▸ Your objective: Write out, exactly as they appear, only the lines running from the line with "Enumerate this screenshot's" to the final line of the listing; include both.

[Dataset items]
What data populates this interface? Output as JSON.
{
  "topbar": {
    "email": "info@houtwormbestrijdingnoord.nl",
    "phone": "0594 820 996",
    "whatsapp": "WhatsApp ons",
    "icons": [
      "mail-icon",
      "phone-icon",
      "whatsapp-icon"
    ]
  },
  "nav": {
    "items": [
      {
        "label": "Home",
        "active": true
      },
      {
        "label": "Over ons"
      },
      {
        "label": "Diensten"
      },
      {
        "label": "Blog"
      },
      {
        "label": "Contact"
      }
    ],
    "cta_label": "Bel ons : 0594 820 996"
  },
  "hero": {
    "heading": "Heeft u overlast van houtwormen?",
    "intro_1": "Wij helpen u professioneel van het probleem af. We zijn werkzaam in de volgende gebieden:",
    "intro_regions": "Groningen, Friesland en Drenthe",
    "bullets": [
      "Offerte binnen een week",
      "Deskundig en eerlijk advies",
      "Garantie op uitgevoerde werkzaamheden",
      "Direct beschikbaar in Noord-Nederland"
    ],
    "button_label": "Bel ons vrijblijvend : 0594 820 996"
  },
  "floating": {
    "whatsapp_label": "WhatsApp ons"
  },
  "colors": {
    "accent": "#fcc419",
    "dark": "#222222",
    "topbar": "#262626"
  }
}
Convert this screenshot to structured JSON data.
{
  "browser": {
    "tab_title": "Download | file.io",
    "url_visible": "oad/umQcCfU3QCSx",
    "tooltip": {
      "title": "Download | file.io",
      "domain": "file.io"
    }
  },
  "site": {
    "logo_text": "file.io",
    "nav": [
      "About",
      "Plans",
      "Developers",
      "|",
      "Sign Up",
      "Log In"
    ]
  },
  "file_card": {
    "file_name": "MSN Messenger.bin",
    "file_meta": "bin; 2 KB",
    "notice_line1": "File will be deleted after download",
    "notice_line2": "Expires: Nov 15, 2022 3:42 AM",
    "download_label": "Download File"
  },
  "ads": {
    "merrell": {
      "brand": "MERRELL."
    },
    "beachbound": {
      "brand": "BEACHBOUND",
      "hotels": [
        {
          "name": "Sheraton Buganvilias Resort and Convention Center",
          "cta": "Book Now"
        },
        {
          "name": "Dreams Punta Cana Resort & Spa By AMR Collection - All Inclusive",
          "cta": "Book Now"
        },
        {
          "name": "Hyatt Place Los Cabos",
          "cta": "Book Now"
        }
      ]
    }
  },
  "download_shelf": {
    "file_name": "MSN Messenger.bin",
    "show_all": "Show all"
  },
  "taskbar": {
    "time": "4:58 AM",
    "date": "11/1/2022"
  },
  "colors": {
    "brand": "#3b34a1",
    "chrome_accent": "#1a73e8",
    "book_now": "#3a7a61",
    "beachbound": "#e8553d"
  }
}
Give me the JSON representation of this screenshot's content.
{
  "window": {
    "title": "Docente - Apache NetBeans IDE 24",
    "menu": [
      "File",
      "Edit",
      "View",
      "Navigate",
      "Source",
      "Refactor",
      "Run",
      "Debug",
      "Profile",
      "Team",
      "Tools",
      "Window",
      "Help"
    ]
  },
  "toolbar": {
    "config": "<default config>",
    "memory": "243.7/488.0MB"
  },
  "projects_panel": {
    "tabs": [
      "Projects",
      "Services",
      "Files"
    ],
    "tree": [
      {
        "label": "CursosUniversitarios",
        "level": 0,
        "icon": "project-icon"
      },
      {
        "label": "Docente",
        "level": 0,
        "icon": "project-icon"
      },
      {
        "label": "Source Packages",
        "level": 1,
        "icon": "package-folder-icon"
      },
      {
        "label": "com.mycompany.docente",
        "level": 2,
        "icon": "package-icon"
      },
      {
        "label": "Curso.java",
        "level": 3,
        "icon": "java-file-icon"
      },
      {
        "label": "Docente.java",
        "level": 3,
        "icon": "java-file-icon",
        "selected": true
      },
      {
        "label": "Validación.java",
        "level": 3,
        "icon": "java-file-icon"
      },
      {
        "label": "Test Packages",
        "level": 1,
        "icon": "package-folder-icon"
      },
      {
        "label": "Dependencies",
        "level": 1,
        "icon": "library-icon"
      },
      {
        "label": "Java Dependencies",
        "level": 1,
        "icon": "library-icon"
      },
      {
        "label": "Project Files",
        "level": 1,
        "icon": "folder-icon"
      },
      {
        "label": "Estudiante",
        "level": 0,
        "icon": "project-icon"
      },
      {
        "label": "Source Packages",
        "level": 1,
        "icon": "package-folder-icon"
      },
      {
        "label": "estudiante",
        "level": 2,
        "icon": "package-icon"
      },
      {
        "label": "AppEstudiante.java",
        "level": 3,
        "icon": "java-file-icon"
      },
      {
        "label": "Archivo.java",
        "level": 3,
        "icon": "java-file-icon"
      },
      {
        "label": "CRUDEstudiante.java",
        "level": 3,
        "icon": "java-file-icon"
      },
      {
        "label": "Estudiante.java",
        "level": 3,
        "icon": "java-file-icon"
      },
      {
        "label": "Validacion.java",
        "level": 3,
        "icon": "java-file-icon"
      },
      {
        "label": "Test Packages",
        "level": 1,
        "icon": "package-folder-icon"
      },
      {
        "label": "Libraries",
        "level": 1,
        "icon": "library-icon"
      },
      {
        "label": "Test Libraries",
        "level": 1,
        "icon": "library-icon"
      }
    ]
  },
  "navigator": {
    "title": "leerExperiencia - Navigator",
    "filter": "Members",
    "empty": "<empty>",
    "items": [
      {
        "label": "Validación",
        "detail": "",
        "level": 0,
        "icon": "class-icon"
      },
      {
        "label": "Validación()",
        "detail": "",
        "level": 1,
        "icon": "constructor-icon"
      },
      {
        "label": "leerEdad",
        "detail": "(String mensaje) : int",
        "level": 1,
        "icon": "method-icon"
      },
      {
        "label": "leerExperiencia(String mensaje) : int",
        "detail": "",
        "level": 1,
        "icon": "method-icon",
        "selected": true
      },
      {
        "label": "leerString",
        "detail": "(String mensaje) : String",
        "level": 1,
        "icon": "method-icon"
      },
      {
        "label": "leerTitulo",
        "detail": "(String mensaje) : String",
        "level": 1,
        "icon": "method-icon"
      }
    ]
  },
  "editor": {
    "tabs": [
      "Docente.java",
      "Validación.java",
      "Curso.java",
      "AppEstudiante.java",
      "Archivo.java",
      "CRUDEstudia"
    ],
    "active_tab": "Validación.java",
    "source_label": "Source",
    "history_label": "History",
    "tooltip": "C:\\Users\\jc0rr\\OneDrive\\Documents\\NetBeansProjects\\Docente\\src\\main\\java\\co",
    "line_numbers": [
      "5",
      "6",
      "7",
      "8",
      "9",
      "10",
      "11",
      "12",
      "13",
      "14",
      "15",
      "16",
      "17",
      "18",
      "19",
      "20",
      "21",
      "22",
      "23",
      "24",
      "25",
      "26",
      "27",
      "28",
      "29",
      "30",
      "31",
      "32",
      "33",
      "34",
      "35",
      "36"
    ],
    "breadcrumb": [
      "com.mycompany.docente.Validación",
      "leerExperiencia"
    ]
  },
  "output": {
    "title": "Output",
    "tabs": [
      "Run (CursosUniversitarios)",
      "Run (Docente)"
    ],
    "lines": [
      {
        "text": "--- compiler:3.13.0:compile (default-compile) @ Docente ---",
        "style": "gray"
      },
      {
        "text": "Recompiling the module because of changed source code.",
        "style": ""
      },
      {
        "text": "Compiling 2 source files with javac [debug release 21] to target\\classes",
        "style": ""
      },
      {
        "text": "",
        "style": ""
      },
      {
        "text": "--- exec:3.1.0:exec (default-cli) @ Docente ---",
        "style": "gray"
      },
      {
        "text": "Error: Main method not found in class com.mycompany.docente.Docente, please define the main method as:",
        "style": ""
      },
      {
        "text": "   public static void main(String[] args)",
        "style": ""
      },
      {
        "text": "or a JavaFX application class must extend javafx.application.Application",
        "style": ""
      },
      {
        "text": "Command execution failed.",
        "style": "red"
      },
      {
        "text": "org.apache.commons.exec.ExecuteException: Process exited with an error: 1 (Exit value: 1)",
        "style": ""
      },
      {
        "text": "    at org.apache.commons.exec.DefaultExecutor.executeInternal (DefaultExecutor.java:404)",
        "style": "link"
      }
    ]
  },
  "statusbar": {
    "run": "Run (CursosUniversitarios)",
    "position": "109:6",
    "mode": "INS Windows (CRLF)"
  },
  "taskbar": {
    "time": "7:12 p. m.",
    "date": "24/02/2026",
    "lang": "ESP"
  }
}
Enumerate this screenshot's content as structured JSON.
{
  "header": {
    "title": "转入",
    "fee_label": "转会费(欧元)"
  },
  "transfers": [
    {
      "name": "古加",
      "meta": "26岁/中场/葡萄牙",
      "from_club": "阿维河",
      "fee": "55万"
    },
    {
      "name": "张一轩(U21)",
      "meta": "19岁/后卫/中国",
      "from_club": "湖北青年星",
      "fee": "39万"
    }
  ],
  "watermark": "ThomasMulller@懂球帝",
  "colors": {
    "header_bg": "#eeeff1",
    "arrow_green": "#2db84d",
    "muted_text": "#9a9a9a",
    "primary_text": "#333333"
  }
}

▸ Exercise solution:
Enumerate this screenshot's content as structured JSON.
{
  "header": {
    "title": "转入",
    "fee_label": "转会费(欧元)"
  },
  "transfers": [
    {
      "name": "古加",
      "meta": "26岁/中场/葡萄牙",
      "from_club": "阿维河",
      "fee": "55万"
    },
    {
      "name": "张一轩(U21)",
      "meta": "19岁/后卫/中国",
      "from_club": "湖北青年星",
      "fee": "39万"
    }
  ],
  "watermark": "ThomasMulller@懂球帝",
  "colors": {
    "header_bg": "#eeeff1",
    "arrow_green": "#2db84d",
    "muted_text": "#9a9a9a",
    "primary_text": "#333333"
  }
}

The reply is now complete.